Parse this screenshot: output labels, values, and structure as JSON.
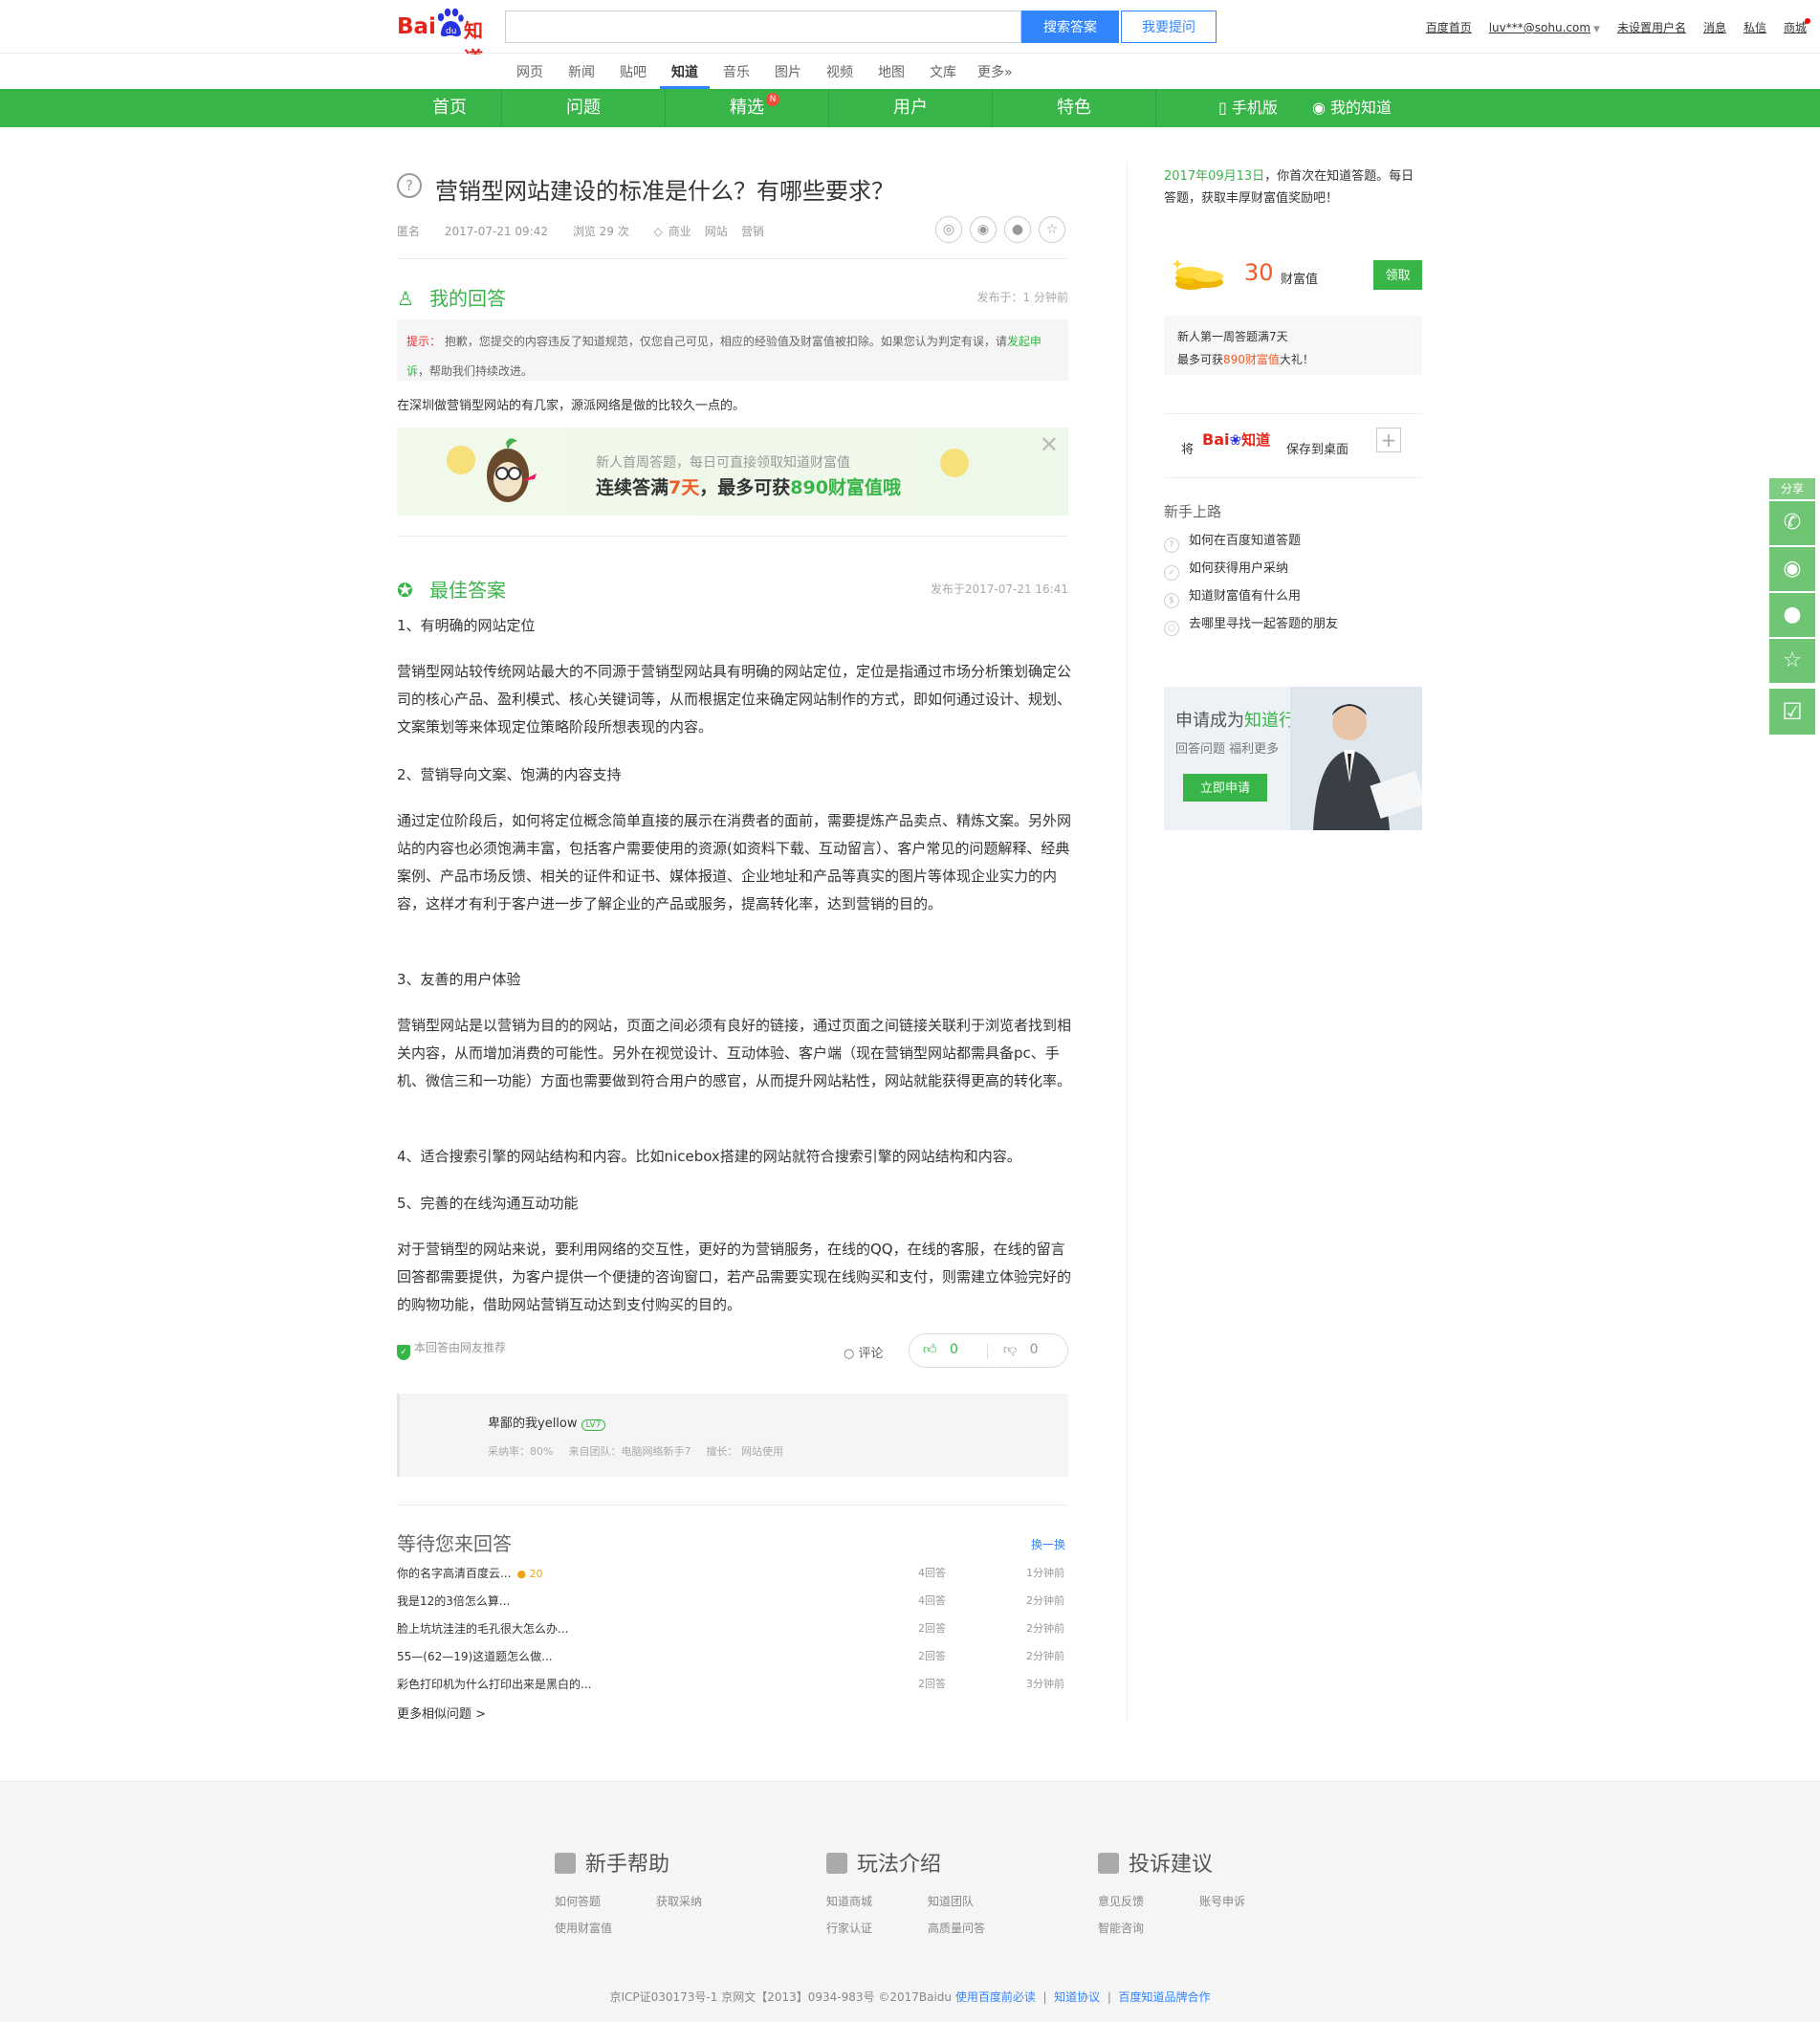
{
  "header": {
    "logo_text_bai": "Bai",
    "logo_text_zhidao": "知道",
    "search_placeholder": "",
    "search_button": "搜索答案",
    "ask_button": "我要提问",
    "links": [
      "百度首页",
      "luv***@sohu.com",
      "未设置用户名",
      "消息",
      "私信",
      "商城"
    ]
  },
  "channels": [
    "网页",
    "新闻",
    "贴吧",
    "知道",
    "音乐",
    "图片",
    "视频",
    "地图",
    "文库",
    "更多»"
  ],
  "green_nav": {
    "items": [
      "首页",
      "问题",
      "精选",
      "用户",
      "特色"
    ],
    "badge": "N",
    "mobile": "手机版",
    "my_zhidao": "我的知道"
  },
  "question": {
    "title": "营销型网站建设的标准是什么？有哪些要求？",
    "asker": "匿名",
    "date": "2017-07-21 09:42",
    "views": "浏览 29 次",
    "tags": [
      "商业",
      "网站",
      "营销"
    ]
  },
  "my_answer": {
    "heading": "我的回答",
    "time": "发布于：1 分钟前",
    "notice_label": "提示：",
    "notice_text": "抱歉，您提交的内容违反了知道规范，仅您自己可见，相应的经验值及财富值被扣除。如果您认为判定有误，请",
    "notice_link": "发起申诉",
    "notice_tail": "，帮助我们持续改进。",
    "content": "在深圳做营销型网站的有几家，源派网络是做的比较久一点的。"
  },
  "promo": {
    "line1": "新人首周答题，每日可直接领取知道财富值",
    "line2_a": "连续答满",
    "line2_b": "7天",
    "line2_c": "，最多可获",
    "line2_d": "890财富值",
    "line2_e": "哦"
  },
  "best_answer": {
    "heading": "最佳答案",
    "time": "发布于2017-07-21 16:41",
    "paragraphs": [
      "1、有明确的网站定位",
      "营销型网站较传统网站最大的不同源于营销型网站具有明确的网站定位，定位是指通过市场分析策划确定公司的核心产品、盈利模式、核心关键词等，从而根据定位来确定网站制作的方式，即如何通过设计、规划、文案策划等来体现定位策略阶段所想表现的内容。",
      "2、营销导向文案、饱满的内容支持",
      "通过定位阶段后，如何将定位概念简单直接的展示在消费者的面前，需要提炼产品卖点、精炼文案。另外网站的内容也必须饱满丰富，包括客户需要使用的资源(如资料下载、互动留言）、客户常见的问题解释、经典案例、产品市场反馈、相关的证件和证书、媒体报道、企业地址和产品等真实的图片等体现企业实力的内容，这样才有利于客户进一步了解企业的产品或服务，提高转化率，达到营销的目的。",
      "3、友善的用户体验",
      "营销型网站是以营销为目的的网站，页面之间必须有良好的链接，通过页面之间链接关联利于浏览者找到相关内容，从而增加消费的可能性。另外在视觉设计、互动体验、客户端（现在营销型网站都需具备pc、手机、微信三和一功能）方面也需要做到符合用户的感官，从而提升网站粘性，网站就能获得更高的转化率。",
      "4、适合搜索引擎的网站结构和内容。比如nicebox搭建的网站就符合搜索引擎的网站结构和内容。",
      "5、完善的在线沟通互动功能",
      "对于营销型的网站来说，要利用网络的交互性，更好的为营销服务，在线的QQ，在线的客服，在线的留言回答都需要提供，为客户提供一个便捷的咨询窗口，若产品需要实现在线购买和支付，则需建立体验完好的的购物功能，借助网站营销互动达到支付购买的目的。"
    ],
    "recommended": "本回答由网友推荐",
    "comment": "评论",
    "up_count": "0",
    "down_count": "0"
  },
  "author": {
    "name": "卑鄙的我yellow",
    "level": "LV7",
    "adopt_rate": "采纳率：80%",
    "team": "来自团队：电脑网络新手7",
    "specialty": "擅长：  网站使用"
  },
  "waiting": {
    "title": "等待您来回答",
    "change": "换一换",
    "items": [
      {
        "q": "你的名字高清百度云...",
        "coin": "20",
        "count": "4回答",
        "time": "1分钟前"
      },
      {
        "q": "我是12的3倍怎么算...",
        "coin": "",
        "count": "4回答",
        "time": "2分钟前"
      },
      {
        "q": "脸上坑坑洼洼的毛孔很大怎么办...",
        "coin": "",
        "count": "2回答",
        "time": "2分钟前"
      },
      {
        "q": "55—(62—19)这道题怎么做...",
        "coin": "",
        "count": "2回答",
        "time": "2分钟前"
      },
      {
        "q": "彩色打印机为什么打印出来是黑白的...",
        "coin": "",
        "count": "2回答",
        "time": "3分钟前"
      }
    ],
    "more": "更多相似问题 >"
  },
  "sidebar": {
    "welcome_date": "2017年09月13日",
    "welcome_text": "，你首次在知道答题。每日答题，获取丰厚财富值奖励吧！",
    "coin_amount": "30",
    "coin_unit": "财富值",
    "claim": "领取",
    "week_line1": "新人第一周答题满7天",
    "week_line2_a": "最多可获",
    "week_line2_b": "890财富值",
    "week_line2_c": "大礼！",
    "save_a": "将",
    "save_b": "保存到桌面",
    "guide_title": "新手上路",
    "guide": [
      "如何在百度知道答题",
      "如何获得用户采纳",
      "知道财富值有什么用",
      "去哪里寻找一起答题的朋友"
    ],
    "expert_a": "申请成为",
    "expert_b": "知道行家",
    "expert_sub": "回答问题  福利更多",
    "expert_btn": "立即申请"
  },
  "float_share": {
    "label": "分享"
  },
  "footer": {
    "cols": [
      {
        "title": "新手帮助",
        "links": [
          "如何答题",
          "获取采纳",
          "使用财富值"
        ]
      },
      {
        "title": "玩法介绍",
        "links": [
          "知道商城",
          "知道团队",
          "行家认证",
          "高质量问答"
        ]
      },
      {
        "title": "投诉建议",
        "links": [
          "意见反馈",
          "账号申诉",
          "智能咨询"
        ]
      }
    ],
    "icp": "京ICP证030173号-1   京网文【2013】0934-983号     ©2017Baidu  ",
    "links": [
      "使用百度前必读",
      "知道协议",
      "百度知道品牌合作"
    ]
  },
  "colors": {
    "brand_green": "#38b548",
    "link_blue": "#3385ff",
    "accent_red": "#e1251b"
  }
}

▶ Task directions
Copy the entries above faithfully and omit every image.

▶ Written answer
Parse this screenshot: output labels, values, and structure as JSON.
{
  "header": {
    "logo_text_bai": "Bai",
    "logo_text_zhidao": "知道",
    "search_placeholder": "",
    "search_button": "搜索答案",
    "ask_button": "我要提问",
    "links": [
      "百度首页",
      "luv***@sohu.com",
      "未设置用户名",
      "消息",
      "私信",
      "商城"
    ]
  },
  "channels": [
    "网页",
    "新闻",
    "贴吧",
    "知道",
    "音乐",
    "图片",
    "视频",
    "地图",
    "文库",
    "更多»"
  ],
  "green_nav": {
    "items": [
      "首页",
      "问题",
      "精选",
      "用户",
      "特色"
    ],
    "badge": "N",
    "mobile": "手机版",
    "my_zhidao": "我的知道"
  },
  "question": {
    "title": "营销型网站建设的标准是什么？有哪些要求？",
    "asker": "匿名",
    "date": "2017-07-21 09:42",
    "views": "浏览 29 次",
    "tags": [
      "商业",
      "网站",
      "营销"
    ]
  },
  "my_answer": {
    "heading": "我的回答",
    "time": "发布于：1 分钟前",
    "notice_label": "提示：",
    "notice_text": "抱歉，您提交的内容违反了知道规范，仅您自己可见，相应的经验值及财富值被扣除。如果您认为判定有误，请",
    "notice_link": "发起申诉",
    "notice_tail": "，帮助我们持续改进。",
    "content": "在深圳做营销型网站的有几家，源派网络是做的比较久一点的。"
  },
  "promo": {
    "line1": "新人首周答题，每日可直接领取知道财富值",
    "line2_a": "连续答满",
    "line2_b": "7天",
    "line2_c": "，最多可获",
    "line2_d": "890财富值",
    "line2_e": "哦"
  },
  "best_answer": {
    "heading": "最佳答案",
    "time": "发布于2017-07-21 16:41",
    "paragraphs": [
      "1、有明确的网站定位",
      "营销型网站较传统网站最大的不同源于营销型网站具有明确的网站定位，定位是指通过市场分析策划确定公司的核心产品、盈利模式、核心关键词等，从而根据定位来确定网站制作的方式，即如何通过设计、规划、文案策划等来体现定位策略阶段所想表现的内容。",
      "2、营销导向文案、饱满的内容支持",
      "通过定位阶段后，如何将定位概念简单直接的展示在消费者的面前，需要提炼产品卖点、精炼文案。另外网站的内容也必须饱满丰富，包括客户需要使用的资源(如资料下载、互动留言）、客户常见的问题解释、经典案例、产品市场反馈、相关的证件和证书、媒体报道、企业地址和产品等真实的图片等体现企业实力的内容，这样才有利于客户进一步了解企业的产品或服务，提高转化率，达到营销的目的。",
      "3、友善的用户体验",
      "营销型网站是以营销为目的的网站，页面之间必须有良好的链接，通过页面之间链接关联利于浏览者找到相关内容，从而增加消费的可能性。另外在视觉设计、互动体验、客户端（现在营销型网站都需具备pc、手机、微信三和一功能）方面也需要做到符合用户的感官，从而提升网站粘性，网站就能获得更高的转化率。",
      "4、适合搜索引擎的网站结构和内容。比如nicebox搭建的网站就符合搜索引擎的网站结构和内容。",
      "5、完善的在线沟通互动功能",
      "对于营销型的网站来说，要利用网络的交互性，更好的为营销服务，在线的QQ，在线的客服，在线的留言回答都需要提供，为客户提供一个便捷的咨询窗口，若产品需要实现在线购买和支付，则需建立体验完好的的购物功能，借助网站营销互动达到支付购买的目的。"
    ],
    "recommended": "本回答由网友推荐",
    "comment": "评论",
    "up_count": "0",
    "down_count": "0"
  },
  "author": {
    "name": "卑鄙的我yellow",
    "level": "LV7",
    "adopt_rate": "采纳率：80%",
    "team": "来自团队：电脑网络新手7",
    "specialty": "擅长：  网站使用"
  },
  "waiting": {
    "title": "等待您来回答",
    "change": "换一换",
    "items": [
      {
        "q": "你的名字高清百度云...",
        "coin": "20",
        "count": "4回答",
        "time": "1分钟前"
      },
      {
        "q": "我是12的3倍怎么算...",
        "coin": "",
        "count": "4回答",
        "time": "2分钟前"
      },
      {
        "q": "脸上坑坑洼洼的毛孔很大怎么办...",
        "coin": "",
        "count": "2回答",
        "time": "2分钟前"
      },
      {
        "q": "55—(62—19)这道题怎么做...",
        "coin": "",
        "count": "2回答",
        "time": "2分钟前"
      },
      {
        "q": "彩色打印机为什么打印出来是黑白的...",
        "coin": "",
        "count": "2回答",
        "time": "3分钟前"
      }
    ],
    "more": "更多相似问题 >"
  },
  "sidebar": {
    "welcome_date": "2017年09月13日",
    "welcome_text": "，你首次在知道答题。每日答题，获取丰厚财富值奖励吧！",
    "coin_amount": "30",
    "coin_unit": "财富值",
    "claim": "领取",
    "week_line1": "新人第一周答题满7天",
    "week_line2_a": "最多可获",
    "week_line2_b": "890财富值",
    "week_line2_c": "大礼！",
    "save_a": "将",
    "save_b": "保存到桌面",
    "guide_title": "新手上路",
    "guide": [
      "如何在百度知道答题",
      "如何获得用户采纳",
      "知道财富值有什么用",
      "去哪里寻找一起答题的朋友"
    ],
    "expert_a": "申请成为",
    "expert_b": "知道行家",
    "expert_sub": "回答问题  福利更多",
    "expert_btn": "立即申请"
  },
  "float_share": {
    "label": "分享"
  },
  "footer": {
    "cols": [
      {
        "title": "新手帮助",
        "links": [
          "如何答题",
          "获取采纳",
          "使用财富值"
        ]
      },
      {
        "title": "玩法介绍",
        "links": [
          "知道商城",
          "知道团队",
          "行家认证",
          "高质量问答"
        ]
      },
      {
        "title": "投诉建议",
        "links": [
          "意见反馈",
          "账号申诉",
          "智能咨询"
        ]
      }
    ],
    "icp": "京ICP证030173号-1   京网文【2013】0934-983号     ©2017Baidu  ",
    "links": [
      "使用百度前必读",
      "知道协议",
      "百度知道品牌合作"
    ]
  },
  "colors": {
    "brand_green": "#38b548",
    "link_blue": "#3385ff",
    "accent_red": "#e1251b"
  }
}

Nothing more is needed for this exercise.